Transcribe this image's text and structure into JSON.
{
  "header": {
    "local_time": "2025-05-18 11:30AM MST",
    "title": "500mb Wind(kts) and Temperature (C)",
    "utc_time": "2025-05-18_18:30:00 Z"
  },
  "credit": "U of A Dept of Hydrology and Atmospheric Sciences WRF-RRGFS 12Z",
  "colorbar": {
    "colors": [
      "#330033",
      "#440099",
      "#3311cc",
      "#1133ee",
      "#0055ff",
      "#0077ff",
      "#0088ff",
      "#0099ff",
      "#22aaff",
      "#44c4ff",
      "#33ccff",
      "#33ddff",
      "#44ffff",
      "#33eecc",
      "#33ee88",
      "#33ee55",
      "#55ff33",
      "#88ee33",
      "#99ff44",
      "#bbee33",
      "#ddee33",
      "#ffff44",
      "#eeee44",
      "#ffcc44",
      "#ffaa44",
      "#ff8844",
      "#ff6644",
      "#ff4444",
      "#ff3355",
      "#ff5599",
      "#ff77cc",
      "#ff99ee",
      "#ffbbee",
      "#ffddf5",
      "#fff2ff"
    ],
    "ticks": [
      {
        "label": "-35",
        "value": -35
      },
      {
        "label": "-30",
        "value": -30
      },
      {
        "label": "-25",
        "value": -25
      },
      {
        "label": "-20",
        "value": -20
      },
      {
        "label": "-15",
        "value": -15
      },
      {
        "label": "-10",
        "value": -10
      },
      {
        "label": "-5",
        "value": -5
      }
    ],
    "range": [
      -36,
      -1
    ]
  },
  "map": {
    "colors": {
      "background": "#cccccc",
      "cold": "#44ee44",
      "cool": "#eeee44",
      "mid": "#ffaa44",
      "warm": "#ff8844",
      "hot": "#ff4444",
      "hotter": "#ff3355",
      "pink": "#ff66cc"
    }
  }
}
┄┄┄┄┄┄┄┄┄┄┄┄┄┄┄┄┄┄┄┄
» **AIM OF THE EXERCISE**: In the entries above, locate every line with the word "label" and copy it.

» **TASK RESULT**:
        "label": "-35",
        "label": "-30",
        "label": "-25",
        "label": "-20",
        "label": "-15",
        "label": "-10",
        "label": "-5",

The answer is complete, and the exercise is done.